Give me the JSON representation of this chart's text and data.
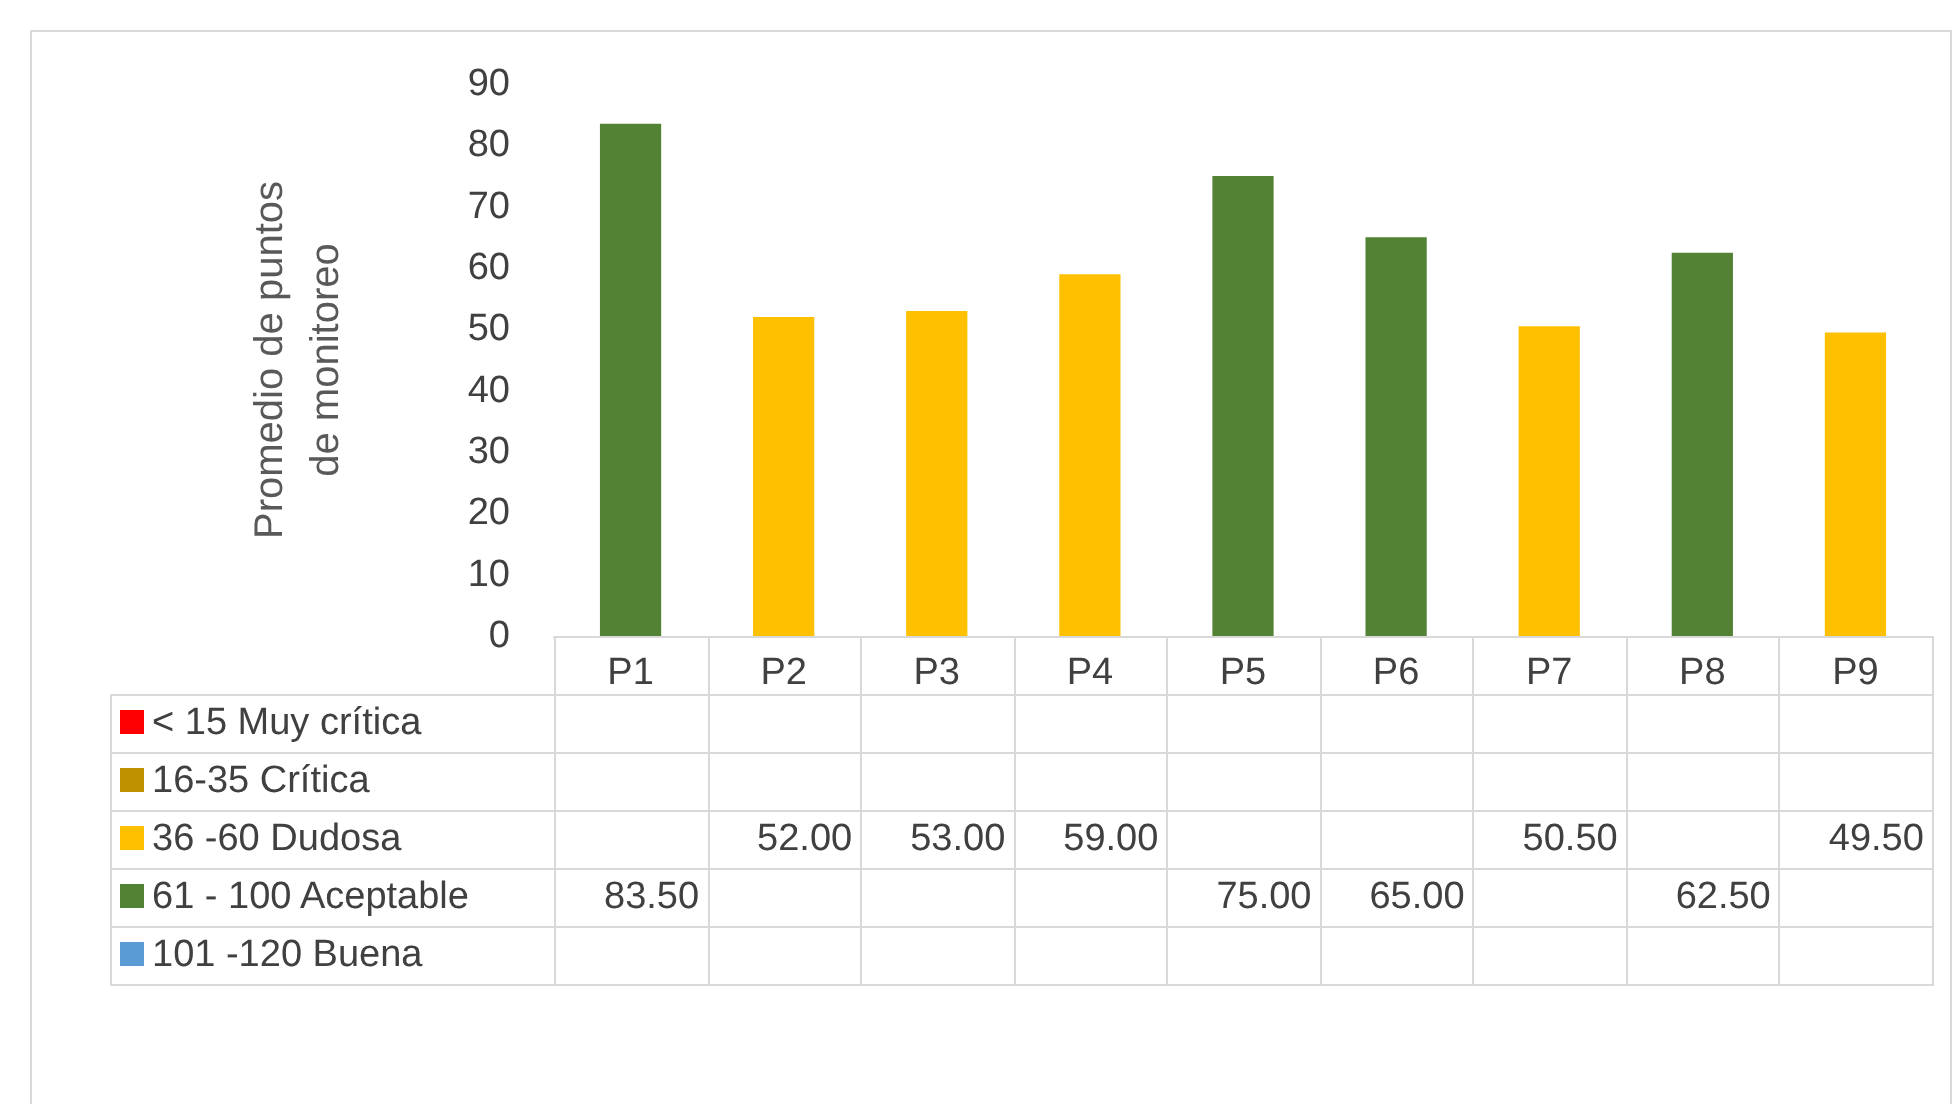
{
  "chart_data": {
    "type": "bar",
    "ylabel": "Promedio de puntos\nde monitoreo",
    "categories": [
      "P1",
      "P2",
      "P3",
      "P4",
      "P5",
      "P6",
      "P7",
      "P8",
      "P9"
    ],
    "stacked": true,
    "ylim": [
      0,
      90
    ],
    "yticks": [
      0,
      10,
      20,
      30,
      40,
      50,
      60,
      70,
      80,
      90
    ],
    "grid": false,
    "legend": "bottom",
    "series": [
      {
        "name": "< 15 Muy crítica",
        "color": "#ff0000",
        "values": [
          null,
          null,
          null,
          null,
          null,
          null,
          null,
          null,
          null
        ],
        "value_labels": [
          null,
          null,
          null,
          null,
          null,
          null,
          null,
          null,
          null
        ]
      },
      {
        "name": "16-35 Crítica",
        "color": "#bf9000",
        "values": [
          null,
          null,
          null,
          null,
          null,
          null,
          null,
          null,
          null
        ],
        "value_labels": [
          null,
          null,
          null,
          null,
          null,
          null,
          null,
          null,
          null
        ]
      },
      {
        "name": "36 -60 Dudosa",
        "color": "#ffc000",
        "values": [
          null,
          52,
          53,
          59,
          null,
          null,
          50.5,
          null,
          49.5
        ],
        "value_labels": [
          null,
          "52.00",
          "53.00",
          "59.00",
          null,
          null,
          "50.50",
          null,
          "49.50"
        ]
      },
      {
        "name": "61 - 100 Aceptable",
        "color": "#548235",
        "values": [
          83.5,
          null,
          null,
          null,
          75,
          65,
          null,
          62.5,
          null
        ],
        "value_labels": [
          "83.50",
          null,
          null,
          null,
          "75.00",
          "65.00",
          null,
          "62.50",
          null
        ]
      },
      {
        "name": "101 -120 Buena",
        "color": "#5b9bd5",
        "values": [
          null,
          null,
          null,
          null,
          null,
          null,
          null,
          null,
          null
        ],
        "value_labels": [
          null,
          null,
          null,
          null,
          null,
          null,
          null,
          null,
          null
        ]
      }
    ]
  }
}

# # # # #

Copy all lines from the material that contain "name".

        "name": "< 15 Muy crítica",
        "name": "16-35 Crítica",
        "name": "36 -60 Dudosa",
        "name": "61 - 100 Aceptable",
        "name": "101 -120 Buena",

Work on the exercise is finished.